[TASK DESCRIPTION] Reproduce each record exactly.

Dataset entries:
──────

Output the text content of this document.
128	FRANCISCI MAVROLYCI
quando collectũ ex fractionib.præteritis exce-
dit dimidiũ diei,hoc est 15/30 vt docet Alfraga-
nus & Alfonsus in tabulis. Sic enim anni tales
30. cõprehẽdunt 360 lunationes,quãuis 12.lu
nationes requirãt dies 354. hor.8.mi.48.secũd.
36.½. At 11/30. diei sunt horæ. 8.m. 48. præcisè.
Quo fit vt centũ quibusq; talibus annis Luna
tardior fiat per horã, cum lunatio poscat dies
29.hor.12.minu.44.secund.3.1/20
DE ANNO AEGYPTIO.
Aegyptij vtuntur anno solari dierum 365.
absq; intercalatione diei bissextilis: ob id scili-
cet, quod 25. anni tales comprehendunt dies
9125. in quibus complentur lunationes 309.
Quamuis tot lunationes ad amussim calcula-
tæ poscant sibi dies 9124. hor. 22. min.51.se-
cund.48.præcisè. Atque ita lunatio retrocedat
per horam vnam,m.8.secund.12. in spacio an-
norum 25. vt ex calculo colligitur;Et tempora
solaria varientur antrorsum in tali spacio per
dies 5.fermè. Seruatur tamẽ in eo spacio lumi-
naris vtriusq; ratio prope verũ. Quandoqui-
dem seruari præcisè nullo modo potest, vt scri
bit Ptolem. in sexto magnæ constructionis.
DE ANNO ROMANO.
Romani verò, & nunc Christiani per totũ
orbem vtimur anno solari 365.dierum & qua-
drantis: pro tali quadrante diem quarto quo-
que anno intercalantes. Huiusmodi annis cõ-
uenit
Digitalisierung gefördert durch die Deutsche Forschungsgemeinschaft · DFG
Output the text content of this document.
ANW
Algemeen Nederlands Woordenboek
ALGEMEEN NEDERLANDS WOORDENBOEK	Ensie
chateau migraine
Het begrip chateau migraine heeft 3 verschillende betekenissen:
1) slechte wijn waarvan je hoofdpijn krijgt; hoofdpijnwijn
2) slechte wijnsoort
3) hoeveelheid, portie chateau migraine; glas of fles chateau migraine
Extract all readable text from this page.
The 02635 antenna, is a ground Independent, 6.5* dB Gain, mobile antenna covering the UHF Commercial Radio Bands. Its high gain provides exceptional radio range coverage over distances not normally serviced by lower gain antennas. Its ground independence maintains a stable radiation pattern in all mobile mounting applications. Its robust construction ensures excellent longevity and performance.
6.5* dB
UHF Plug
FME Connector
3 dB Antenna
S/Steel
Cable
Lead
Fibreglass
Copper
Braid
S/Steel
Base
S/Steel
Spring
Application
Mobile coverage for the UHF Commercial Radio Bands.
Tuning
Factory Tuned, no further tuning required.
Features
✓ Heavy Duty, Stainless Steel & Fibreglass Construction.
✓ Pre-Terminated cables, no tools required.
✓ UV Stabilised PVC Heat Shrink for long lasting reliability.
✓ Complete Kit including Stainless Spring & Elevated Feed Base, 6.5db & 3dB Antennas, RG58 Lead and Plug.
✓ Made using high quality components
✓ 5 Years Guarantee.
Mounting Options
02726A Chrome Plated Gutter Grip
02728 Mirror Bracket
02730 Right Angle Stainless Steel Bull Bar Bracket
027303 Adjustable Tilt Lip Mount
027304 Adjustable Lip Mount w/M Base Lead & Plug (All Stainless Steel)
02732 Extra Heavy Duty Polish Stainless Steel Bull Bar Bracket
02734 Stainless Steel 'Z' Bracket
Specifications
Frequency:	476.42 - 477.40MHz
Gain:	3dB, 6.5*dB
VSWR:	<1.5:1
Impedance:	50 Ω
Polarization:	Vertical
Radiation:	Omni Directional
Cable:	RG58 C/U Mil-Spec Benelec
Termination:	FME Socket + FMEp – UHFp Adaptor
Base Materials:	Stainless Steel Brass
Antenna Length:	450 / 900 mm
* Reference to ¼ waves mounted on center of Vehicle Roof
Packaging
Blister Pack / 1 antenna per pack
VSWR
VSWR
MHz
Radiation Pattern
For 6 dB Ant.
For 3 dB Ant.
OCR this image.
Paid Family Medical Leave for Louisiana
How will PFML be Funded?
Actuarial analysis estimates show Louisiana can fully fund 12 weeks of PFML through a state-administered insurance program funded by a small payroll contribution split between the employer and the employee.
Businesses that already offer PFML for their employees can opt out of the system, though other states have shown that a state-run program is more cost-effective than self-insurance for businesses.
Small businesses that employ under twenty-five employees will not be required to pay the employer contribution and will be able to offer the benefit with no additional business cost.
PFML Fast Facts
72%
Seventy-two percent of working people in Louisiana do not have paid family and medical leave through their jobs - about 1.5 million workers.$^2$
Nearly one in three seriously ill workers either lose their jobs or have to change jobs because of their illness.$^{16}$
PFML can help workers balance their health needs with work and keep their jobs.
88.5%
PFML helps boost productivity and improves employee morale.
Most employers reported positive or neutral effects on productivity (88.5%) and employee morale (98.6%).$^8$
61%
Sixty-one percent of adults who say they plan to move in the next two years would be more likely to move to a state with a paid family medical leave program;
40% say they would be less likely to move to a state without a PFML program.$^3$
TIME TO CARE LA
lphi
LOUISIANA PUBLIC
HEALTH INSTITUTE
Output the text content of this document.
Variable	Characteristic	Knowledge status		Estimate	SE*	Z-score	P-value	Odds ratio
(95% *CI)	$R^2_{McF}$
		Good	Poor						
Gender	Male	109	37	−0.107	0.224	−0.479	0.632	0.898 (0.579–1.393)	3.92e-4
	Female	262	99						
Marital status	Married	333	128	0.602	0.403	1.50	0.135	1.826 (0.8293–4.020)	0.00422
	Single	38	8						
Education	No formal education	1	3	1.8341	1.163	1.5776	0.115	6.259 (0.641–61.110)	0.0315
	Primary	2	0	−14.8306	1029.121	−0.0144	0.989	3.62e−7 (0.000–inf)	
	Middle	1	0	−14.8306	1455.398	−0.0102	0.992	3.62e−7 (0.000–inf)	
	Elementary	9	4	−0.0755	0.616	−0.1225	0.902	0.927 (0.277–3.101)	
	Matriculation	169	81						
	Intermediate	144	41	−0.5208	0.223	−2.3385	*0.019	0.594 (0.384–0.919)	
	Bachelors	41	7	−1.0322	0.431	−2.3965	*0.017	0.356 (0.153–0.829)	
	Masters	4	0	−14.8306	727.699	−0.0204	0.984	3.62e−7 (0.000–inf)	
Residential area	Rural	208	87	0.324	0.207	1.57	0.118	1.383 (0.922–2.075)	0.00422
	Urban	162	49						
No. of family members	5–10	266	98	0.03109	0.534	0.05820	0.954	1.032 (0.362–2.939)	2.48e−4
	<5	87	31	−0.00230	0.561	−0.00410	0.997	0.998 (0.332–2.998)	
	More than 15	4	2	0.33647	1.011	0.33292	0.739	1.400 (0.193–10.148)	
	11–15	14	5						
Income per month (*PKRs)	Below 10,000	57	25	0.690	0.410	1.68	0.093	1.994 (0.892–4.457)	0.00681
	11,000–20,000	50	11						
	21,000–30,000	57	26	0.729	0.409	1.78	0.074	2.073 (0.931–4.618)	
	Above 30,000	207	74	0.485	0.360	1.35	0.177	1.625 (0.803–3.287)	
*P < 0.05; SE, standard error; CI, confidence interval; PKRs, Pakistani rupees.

──────

[EXERCISE RESULT]
Output the text content of this document.
128	FRANCISCI MAVROLYCI
quando collectũ ex fractionib.præteritis exce-
dit dimidiũ diei,hoc est 15/30 vt docet Alfraga-
nus & Alfonsus in tabulis. Sic enim anni tales
30. cõprehẽdunt 360 lunationes,quãuis 12.lu
nationes requirãt dies 354. hor.8.mi.48.secũd.
36.½. At 11/30. diei sunt horæ. 8.m. 48. præcisè.
Quo fit vt centũ quibusq; talibus annis Luna
tardior fiat per horã, cum lunatio poscat dies
29.hor.12.minu.44.secund.3.1/20
DE ANNO AEGYPTIO.
Aegyptij vtuntur anno solari dierum 365.
absq; intercalatione diei bissextilis: ob id scili-
cet, quod 25. anni tales comprehendunt dies
9125. in quibus complentur lunationes 309.
Quamuis tot lunationes ad amussim calcula-
tæ poscant sibi dies 9124. hor. 22. min.51.se-
cund.48.præcisè. Atque ita lunatio retrocedat
per horam vnam,m.8.secund.12. in spacio an-
norum 25. vt ex calculo colligitur;Et tempora
solaria varientur antrorsum in tali spacio per
dies 5.fermè. Seruatur tamẽ in eo spacio lumi-
naris vtriusq; ratio prope verũ. Quandoqui-
dem seruari præcisè nullo modo potest, vt scri
bit Ptolem. in sexto magnæ constructionis.
DE ANNO ROMANO.
Romani verò, & nunc Christiani per totũ
orbem vtimur anno solari 365.dierum & qua-
drantis: pro tali quadrante diem quarto quo-
que anno intercalantes. Huiusmodi annis cõ-
uenit
Digitalisierung gefördert durch die Deutsche Forschungsgemeinschaft · DFG
Output the text content of this document.
ANW
Algemeen Nederlands Woordenboek
ALGEMEEN NEDERLANDS WOORDENBOEK	Ensie
chateau migraine
Het begrip chateau migraine heeft 3 verschillende betekenissen:
1) slechte wijn waarvan je hoofdpijn krijgt; hoofdpijnwijn
2) slechte wijnsoort
3) hoeveelheid, portie chateau migraine; glas of fles chateau migraine
Extract all readable text from this page.
The 02635 antenna, is a ground Independent, 6.5* dB Gain, mobile antenna covering the UHF Commercial Radio Bands. Its high gain provides exceptional radio range coverage over distances not normally serviced by lower gain antennas. Its ground independence maintains a stable radiation pattern in all mobile mounting applications. Its robust construction ensures excellent longevity and performance.
6.5* dB
UHF Plug
FME Connector
3 dB Antenna
S/Steel
Cable
Lead
Fibreglass
Copper
Braid
S/Steel
Base
S/Steel
Spring
Application
Mobile coverage for the UHF Commercial Radio Bands.
Tuning
Factory Tuned, no further tuning required.
Features
✓ Heavy Duty, Stainless Steel & Fibreglass Construction.
✓ Pre-Terminated cables, no tools required.
✓ UV Stabilised PVC Heat Shrink for long lasting reliability.
✓ Complete Kit including Stainless Spring & Elevated Feed Base, 6.5db & 3dB Antennas, RG58 Lead and Plug.
✓ Made using high quality components
✓ 5 Years Guarantee.
Mounting Options
02726A Chrome Plated Gutter Grip
02728 Mirror Bracket
02730 Right Angle Stainless Steel Bull Bar Bracket
027303 Adjustable Tilt Lip Mount
027304 Adjustable Lip Mount w/M Base Lead & Plug (All Stainless Steel)
02732 Extra Heavy Duty Polish Stainless Steel Bull Bar Bracket
02734 Stainless Steel 'Z' Bracket
Specifications
Frequency:	476.42 - 477.40MHz
Gain:	3dB, 6.5*dB
VSWR:	<1.5:1
Impedance:	50 Ω
Polarization:	Vertical
Radiation:	Omni Directional
Cable:	RG58 C/U Mil-Spec Benelec
Termination:	FME Socket + FMEp – UHFp Adaptor
Base Materials:	Stainless Steel Brass
Antenna Length:	450 / 900 mm
* Reference to ¼ waves mounted on center of Vehicle Roof
Packaging
Blister Pack / 1 antenna per pack
VSWR
VSWR
MHz
Radiation Pattern
For 6 dB Ant.
For 3 dB Ant.
OCR this image.
Paid Family Medical Leave for Louisiana
How will PFML be Funded?
Actuarial analysis estimates show Louisiana can fully fund 12 weeks of PFML through a state-administered insurance program funded by a small payroll contribution split between the employer and the employee.
Businesses that already offer PFML for their employees can opt out of the system, though other states have shown that a state-run program is more cost-effective than self-insurance for businesses.
Small businesses that employ under twenty-five employees will not be required to pay the employer contribution and will be able to offer the benefit with no additional business cost.
PFML Fast Facts
72%
Seventy-two percent of working people in Louisiana do not have paid family and medical leave through their jobs - about 1.5 million workers.$^2$
Nearly one in three seriously ill workers either lose their jobs or have to change jobs because of their illness.$^{16}$
PFML can help workers balance their health needs with work and keep their jobs.
88.5%
PFML helps boost productivity and improves employee morale.
Most employers reported positive or neutral effects on productivity (88.5%) and employee morale (98.6%).$^8$
61%
Sixty-one percent of adults who say they plan to move in the next two years would be more likely to move to a state with a paid family medical leave program;
40% say they would be less likely to move to a state without a PFML program.$^3$
TIME TO CARE LA
lphi
LOUISIANA PUBLIC
HEALTH INSTITUTE
Output the text content of this document.
Variable	Characteristic	Knowledge status		Estimate	SE*	Z-score	P-value	Odds ratio
(95% *CI)	$R^2_{McF}$
		Good	Poor						
Gender	Male	109	37	−0.107	0.224	−0.479	0.632	0.898 (0.579–1.393)	3.92e-4
	Female	262	99						
Marital status	Married	333	128	0.602	0.403	1.50	0.135	1.826 (0.8293–4.020)	0.00422
	Single	38	8						
Education	No formal education	1	3	1.8341	1.163	1.5776	0.115	6.259 (0.641–61.110)	0.0315
	Primary	2	0	−14.8306	1029.121	−0.0144	0.989	3.62e−7 (0.000–inf)	
	Middle	1	0	−14.8306	1455.398	−0.0102	0.992	3.62e−7 (0.000–inf)	
	Elementary	9	4	−0.0755	0.616	−0.1225	0.902	0.927 (0.277–3.101)	
	Matriculation	169	81						
	Intermediate	144	41	−0.5208	0.223	−2.3385	*0.019	0.594 (0.384–0.919)	
	Bachelors	41	7	−1.0322	0.431	−2.3965	*0.017	0.356 (0.153–0.829)	
	Masters	4	0	−14.8306	727.699	−0.0204	0.984	3.62e−7 (0.000–inf)	
Residential area	Rural	208	87	0.324	0.207	1.57	0.118	1.383 (0.922–2.075)	0.00422
	Urban	162	49						
No. of family members	5–10	266	98	0.03109	0.534	0.05820	0.954	1.032 (0.362–2.939)	2.48e−4
	<5	87	31	−0.00230	0.561	−0.00410	0.997	0.998 (0.332–2.998)	
	More than 15	4	2	0.33647	1.011	0.33292	0.739	1.400 (0.193–10.148)	
	11–15	14	5						
Income per month (*PKRs)	Below 10,000	57	25	0.690	0.410	1.68	0.093	1.994 (0.892–4.457)	0.00681
	11,000–20,000	50	11						
	21,000–30,000	57	26	0.729	0.409	1.78	0.074	2.073 (0.931–4.618)	
	Above 30,000	207	74	0.485	0.360	1.35	0.177	1.625 (0.803–3.287)	
*P < 0.05; SE, standard error; CI, confidence interval; PKRs, Pakistani rupees.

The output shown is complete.